DESCRIPTION OF THE TASK
Sort through the entries below and pull out lines containing the word "data".

RECORDS TO PROCESS
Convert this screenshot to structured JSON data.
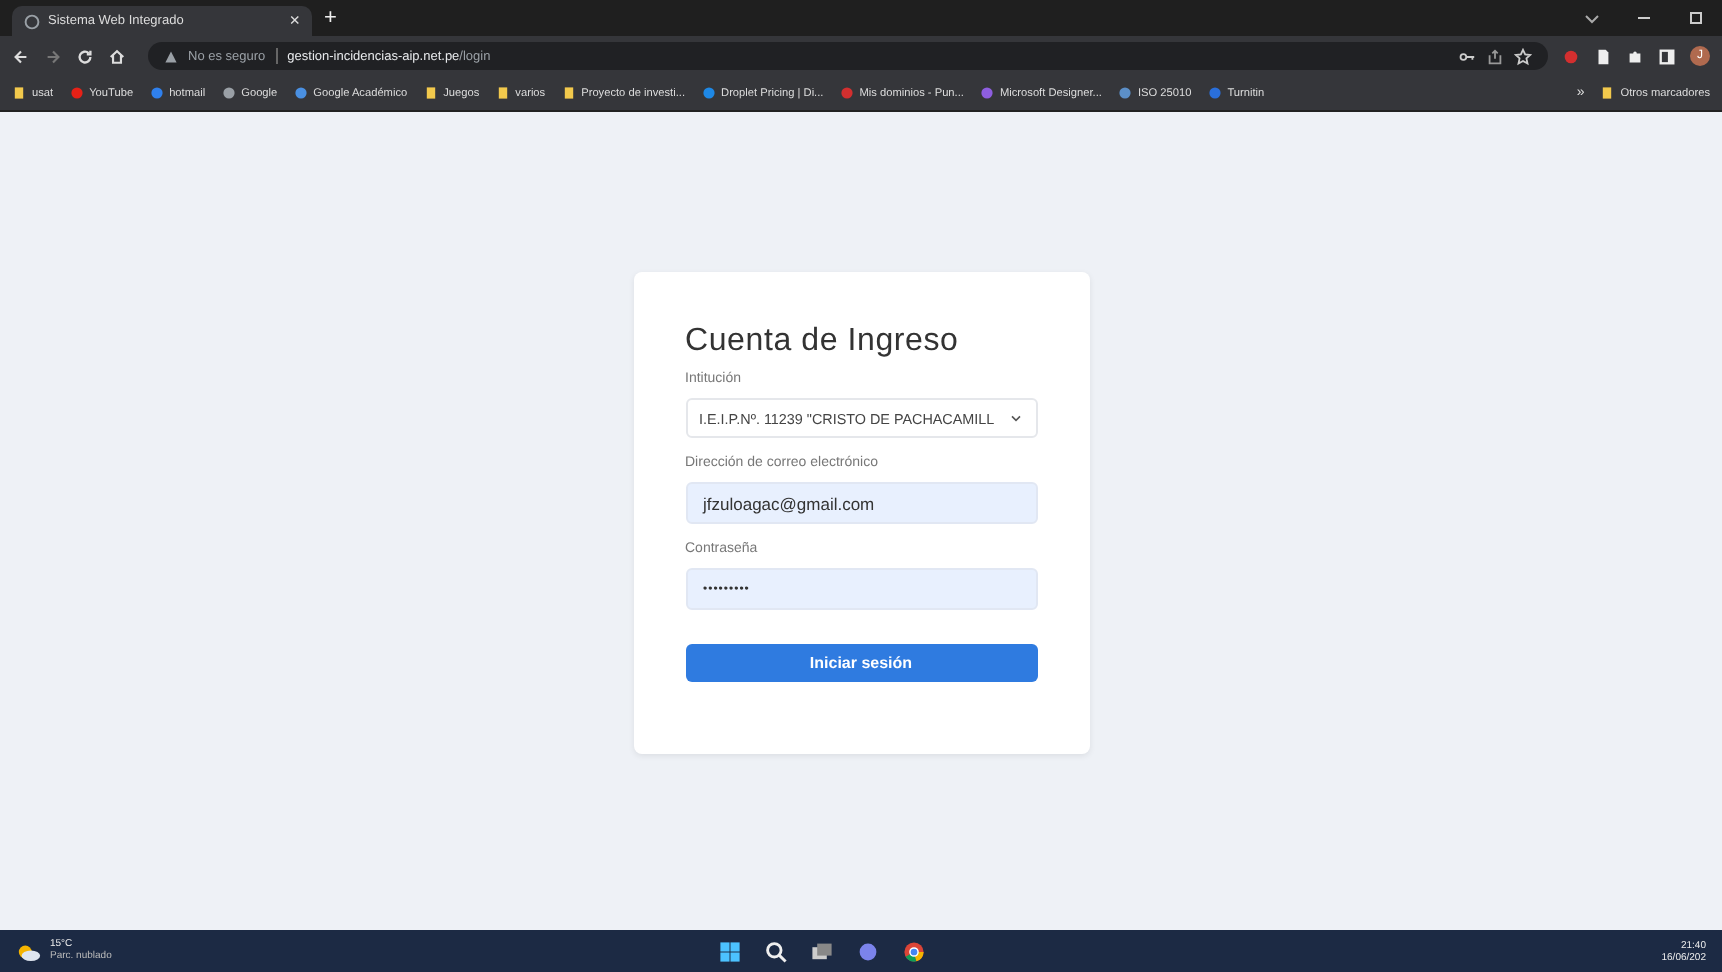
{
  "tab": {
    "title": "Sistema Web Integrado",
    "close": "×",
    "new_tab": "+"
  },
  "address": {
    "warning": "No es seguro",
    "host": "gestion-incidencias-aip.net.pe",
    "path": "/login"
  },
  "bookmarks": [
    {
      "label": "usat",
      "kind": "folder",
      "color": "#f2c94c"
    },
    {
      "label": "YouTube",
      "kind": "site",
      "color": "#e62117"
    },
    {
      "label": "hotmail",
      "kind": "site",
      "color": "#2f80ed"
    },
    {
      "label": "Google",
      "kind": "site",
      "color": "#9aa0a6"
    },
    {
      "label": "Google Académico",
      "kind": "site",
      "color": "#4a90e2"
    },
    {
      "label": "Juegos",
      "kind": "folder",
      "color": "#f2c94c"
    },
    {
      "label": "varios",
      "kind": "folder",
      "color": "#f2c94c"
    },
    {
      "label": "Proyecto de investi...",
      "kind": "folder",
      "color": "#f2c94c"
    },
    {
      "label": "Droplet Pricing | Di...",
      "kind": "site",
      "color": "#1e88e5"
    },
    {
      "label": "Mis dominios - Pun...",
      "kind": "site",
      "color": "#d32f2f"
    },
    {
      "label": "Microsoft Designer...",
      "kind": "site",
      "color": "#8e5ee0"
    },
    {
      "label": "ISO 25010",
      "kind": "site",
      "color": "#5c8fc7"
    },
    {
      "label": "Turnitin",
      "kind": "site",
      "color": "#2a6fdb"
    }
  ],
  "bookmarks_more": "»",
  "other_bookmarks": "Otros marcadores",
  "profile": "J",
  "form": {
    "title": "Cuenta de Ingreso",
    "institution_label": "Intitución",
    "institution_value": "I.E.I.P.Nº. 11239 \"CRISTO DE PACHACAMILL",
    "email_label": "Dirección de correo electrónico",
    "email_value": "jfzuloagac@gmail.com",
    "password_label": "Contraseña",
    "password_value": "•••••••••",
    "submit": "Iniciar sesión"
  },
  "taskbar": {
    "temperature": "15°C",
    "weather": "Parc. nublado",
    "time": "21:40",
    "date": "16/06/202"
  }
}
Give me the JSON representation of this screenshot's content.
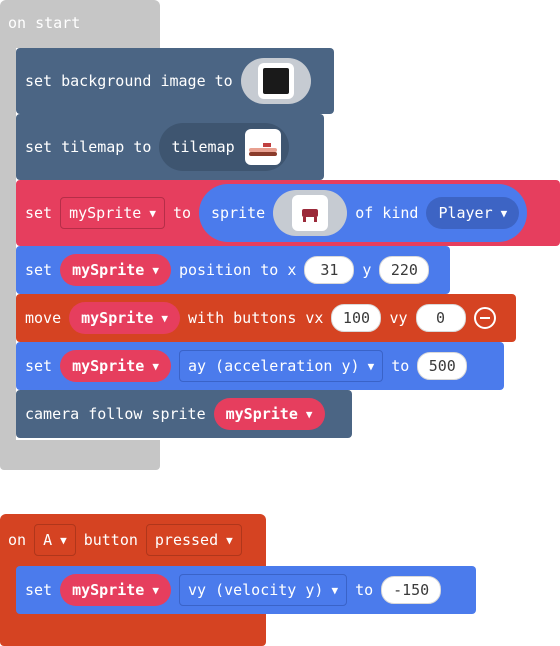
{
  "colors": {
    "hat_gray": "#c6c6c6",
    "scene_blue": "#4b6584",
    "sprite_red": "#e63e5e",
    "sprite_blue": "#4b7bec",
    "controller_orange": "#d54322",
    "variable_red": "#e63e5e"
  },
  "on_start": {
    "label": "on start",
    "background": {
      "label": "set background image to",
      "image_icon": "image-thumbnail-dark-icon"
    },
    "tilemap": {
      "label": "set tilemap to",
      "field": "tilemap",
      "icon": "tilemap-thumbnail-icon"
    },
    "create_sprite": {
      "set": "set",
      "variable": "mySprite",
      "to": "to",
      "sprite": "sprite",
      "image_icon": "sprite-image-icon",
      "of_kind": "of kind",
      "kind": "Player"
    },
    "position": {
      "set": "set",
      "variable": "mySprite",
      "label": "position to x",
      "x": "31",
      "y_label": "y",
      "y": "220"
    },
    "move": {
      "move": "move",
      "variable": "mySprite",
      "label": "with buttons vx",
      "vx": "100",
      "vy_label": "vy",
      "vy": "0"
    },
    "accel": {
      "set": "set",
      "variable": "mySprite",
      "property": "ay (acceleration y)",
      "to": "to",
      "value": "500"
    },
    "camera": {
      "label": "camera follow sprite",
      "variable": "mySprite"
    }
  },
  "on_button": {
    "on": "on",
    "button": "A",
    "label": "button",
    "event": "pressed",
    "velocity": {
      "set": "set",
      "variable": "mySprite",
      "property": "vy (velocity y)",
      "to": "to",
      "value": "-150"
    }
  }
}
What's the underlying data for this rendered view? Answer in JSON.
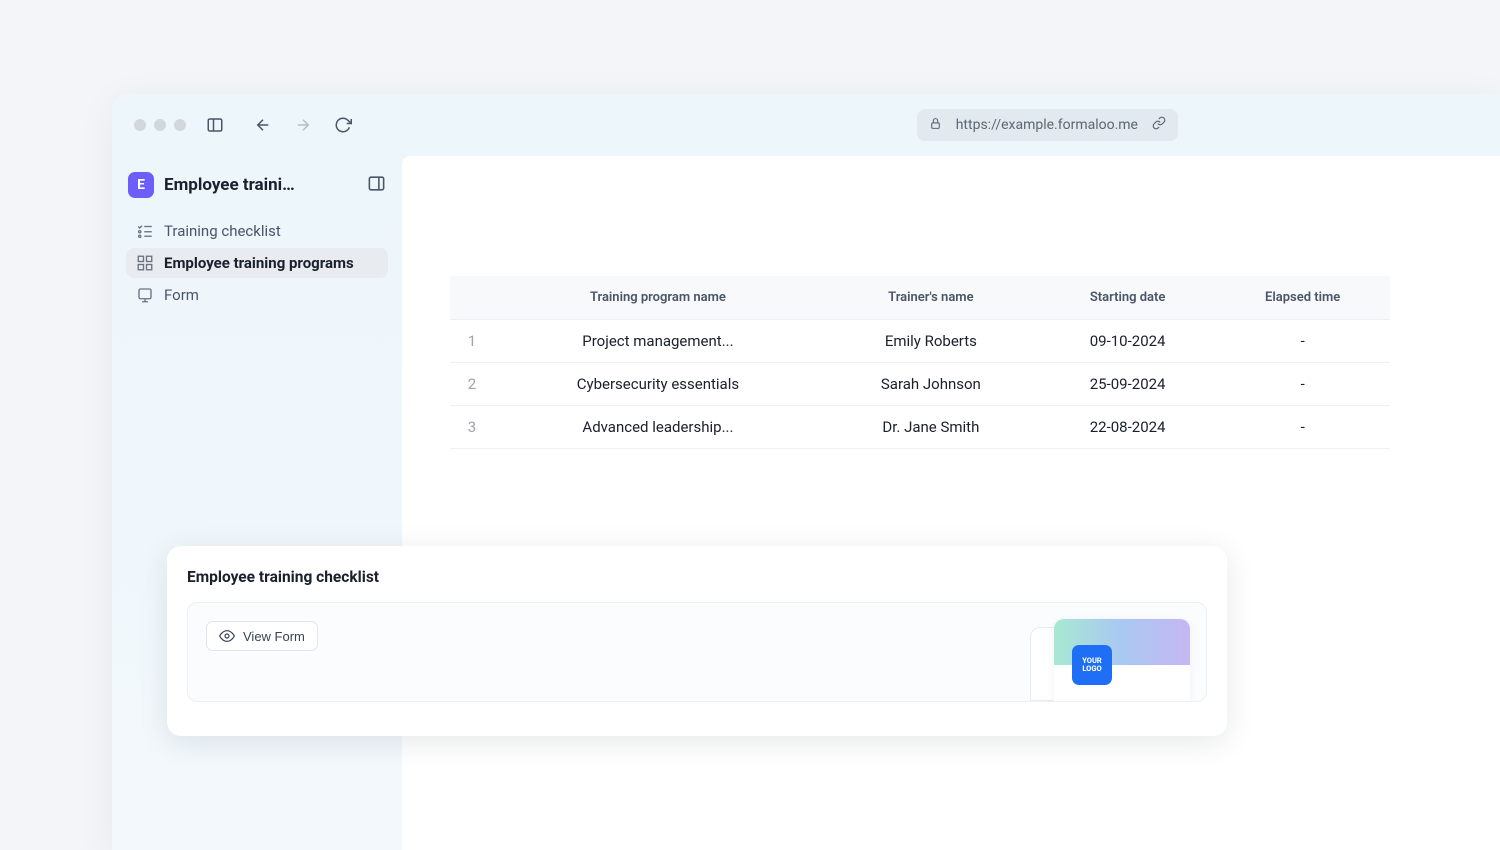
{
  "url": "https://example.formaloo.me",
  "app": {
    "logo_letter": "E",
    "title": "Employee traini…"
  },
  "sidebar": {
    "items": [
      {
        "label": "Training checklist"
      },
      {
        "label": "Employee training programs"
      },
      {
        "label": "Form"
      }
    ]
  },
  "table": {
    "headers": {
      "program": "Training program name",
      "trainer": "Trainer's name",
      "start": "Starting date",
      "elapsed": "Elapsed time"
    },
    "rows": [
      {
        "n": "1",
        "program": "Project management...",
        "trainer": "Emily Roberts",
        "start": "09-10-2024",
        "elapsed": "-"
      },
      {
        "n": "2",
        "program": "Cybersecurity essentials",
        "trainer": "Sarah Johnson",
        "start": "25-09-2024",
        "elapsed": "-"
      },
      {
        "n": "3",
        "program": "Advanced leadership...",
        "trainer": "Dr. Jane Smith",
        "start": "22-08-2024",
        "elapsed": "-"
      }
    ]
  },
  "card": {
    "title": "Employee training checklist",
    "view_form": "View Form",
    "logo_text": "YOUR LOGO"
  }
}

WRITTEN ANSWER
Convert this screenshot to structured JSON data.
What's the underlying data for this rendered view? Answer in JSON.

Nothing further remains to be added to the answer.